◆ **Dataset records**
--- START ---

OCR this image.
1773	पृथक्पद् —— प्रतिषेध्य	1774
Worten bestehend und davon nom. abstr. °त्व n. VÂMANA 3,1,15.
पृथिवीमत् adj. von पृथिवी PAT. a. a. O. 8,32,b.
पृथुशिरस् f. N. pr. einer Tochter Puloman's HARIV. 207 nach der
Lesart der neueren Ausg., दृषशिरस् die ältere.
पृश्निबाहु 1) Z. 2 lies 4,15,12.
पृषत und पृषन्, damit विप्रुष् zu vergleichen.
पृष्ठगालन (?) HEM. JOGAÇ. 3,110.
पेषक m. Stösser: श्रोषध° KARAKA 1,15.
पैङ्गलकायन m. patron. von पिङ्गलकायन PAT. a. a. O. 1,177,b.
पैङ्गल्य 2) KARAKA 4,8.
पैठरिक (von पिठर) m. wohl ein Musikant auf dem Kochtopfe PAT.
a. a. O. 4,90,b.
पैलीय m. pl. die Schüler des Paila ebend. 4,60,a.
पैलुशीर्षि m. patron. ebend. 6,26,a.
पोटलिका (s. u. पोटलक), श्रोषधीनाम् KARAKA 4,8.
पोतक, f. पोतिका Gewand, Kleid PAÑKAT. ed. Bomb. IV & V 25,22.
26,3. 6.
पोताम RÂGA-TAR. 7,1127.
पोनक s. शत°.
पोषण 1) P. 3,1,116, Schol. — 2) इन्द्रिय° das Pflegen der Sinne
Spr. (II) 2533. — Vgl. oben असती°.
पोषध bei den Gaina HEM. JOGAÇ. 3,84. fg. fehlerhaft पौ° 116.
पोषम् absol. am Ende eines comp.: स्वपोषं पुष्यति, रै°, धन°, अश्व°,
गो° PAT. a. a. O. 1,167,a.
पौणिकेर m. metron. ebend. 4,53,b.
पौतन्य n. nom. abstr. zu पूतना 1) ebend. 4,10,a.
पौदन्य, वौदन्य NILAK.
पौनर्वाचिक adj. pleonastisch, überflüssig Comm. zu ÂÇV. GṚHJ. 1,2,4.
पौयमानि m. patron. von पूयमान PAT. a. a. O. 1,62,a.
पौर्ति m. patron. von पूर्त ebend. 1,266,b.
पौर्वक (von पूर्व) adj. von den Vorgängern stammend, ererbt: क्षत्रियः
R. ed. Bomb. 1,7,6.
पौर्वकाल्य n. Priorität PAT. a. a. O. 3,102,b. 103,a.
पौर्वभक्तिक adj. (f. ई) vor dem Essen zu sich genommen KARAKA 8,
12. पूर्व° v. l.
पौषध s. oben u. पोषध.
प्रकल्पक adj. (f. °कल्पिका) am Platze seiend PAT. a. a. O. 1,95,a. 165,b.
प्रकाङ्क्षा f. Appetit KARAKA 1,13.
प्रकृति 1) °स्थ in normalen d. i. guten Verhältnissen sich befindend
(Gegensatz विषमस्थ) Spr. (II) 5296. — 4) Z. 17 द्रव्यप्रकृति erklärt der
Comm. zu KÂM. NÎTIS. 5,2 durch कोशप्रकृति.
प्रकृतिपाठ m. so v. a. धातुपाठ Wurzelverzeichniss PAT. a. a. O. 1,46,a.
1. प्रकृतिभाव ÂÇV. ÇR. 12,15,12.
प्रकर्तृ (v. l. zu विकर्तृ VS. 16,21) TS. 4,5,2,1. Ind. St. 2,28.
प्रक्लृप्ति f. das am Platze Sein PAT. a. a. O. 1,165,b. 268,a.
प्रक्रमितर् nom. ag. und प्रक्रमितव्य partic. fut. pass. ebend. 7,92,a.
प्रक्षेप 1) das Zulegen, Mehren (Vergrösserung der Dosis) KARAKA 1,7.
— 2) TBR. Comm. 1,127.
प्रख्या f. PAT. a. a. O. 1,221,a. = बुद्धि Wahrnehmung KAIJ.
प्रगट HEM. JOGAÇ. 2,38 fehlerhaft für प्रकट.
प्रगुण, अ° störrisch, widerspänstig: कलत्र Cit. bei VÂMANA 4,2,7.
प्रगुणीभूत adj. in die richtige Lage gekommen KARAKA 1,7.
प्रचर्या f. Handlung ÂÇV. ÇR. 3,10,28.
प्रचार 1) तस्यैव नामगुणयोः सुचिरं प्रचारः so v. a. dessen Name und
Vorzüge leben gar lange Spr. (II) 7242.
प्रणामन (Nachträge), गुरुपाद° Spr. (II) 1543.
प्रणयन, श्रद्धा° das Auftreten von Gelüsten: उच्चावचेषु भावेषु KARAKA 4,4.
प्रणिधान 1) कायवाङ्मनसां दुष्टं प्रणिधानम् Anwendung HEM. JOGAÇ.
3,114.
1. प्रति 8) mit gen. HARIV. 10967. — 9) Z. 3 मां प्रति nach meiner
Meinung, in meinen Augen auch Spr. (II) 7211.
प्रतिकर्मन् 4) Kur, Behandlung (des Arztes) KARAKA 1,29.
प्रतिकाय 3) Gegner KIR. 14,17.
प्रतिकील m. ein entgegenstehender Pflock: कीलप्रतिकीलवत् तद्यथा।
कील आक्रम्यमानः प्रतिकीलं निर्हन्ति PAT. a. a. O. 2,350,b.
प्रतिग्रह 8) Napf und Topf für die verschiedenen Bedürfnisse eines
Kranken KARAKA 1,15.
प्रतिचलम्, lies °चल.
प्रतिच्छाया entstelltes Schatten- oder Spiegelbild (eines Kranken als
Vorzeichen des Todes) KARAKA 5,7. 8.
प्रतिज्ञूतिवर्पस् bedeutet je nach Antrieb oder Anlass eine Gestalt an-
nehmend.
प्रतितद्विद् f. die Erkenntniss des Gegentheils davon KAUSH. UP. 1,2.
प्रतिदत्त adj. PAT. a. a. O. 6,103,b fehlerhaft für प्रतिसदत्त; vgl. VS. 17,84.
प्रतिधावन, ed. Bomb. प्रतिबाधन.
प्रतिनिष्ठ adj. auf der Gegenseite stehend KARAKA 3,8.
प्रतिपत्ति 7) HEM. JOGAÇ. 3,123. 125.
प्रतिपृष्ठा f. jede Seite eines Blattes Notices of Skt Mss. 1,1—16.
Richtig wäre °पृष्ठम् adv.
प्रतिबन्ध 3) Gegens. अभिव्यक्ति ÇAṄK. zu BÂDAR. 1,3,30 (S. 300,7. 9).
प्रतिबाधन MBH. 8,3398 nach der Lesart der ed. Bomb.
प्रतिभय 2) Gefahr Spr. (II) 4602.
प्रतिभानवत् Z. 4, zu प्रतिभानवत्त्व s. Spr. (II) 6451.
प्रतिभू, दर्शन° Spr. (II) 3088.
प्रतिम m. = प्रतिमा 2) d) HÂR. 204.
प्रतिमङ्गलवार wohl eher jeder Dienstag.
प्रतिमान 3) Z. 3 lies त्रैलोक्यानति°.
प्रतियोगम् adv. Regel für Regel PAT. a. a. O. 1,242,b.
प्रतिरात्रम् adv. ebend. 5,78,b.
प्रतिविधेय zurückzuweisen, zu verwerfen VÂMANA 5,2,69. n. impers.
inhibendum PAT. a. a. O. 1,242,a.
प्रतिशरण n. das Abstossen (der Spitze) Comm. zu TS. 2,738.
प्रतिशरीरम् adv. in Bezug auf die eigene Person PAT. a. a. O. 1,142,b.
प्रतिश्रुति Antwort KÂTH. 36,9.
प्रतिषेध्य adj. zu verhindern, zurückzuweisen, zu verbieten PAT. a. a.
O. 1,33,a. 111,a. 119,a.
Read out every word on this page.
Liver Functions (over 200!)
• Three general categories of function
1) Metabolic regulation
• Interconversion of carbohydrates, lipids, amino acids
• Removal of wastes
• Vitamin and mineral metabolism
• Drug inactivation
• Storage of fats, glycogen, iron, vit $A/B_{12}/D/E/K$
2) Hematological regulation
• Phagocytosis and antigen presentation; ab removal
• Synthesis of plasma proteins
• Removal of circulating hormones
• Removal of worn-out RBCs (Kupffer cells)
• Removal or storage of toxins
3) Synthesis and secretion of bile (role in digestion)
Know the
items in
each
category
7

--- END ---

◆ **What needs to be done**
Each line from the one with "Read out every word on this page." through the end of the records above should be written out exactly. No other line should appear.

◆ **Task result**
Read out every word on this page.
Liver Functions (over 200!)
• Three general categories of function
1) Metabolic regulation
• Interconversion of carbohydrates, lipids, amino acids
• Removal of wastes
• Vitamin and mineral metabolism
• Drug inactivation
• Storage of fats, glycogen, iron, vit $A/B_{12}/D/E/K$
2) Hematological regulation
• Phagocytosis and antigen presentation; ab removal
• Synthesis of plasma proteins
• Removal of circulating hormones
• Removal of worn-out RBCs (Kupffer cells)
• Removal or storage of toxins
3) Synthesis and secretion of bile (role in digestion)
Know the
items in
each
category
7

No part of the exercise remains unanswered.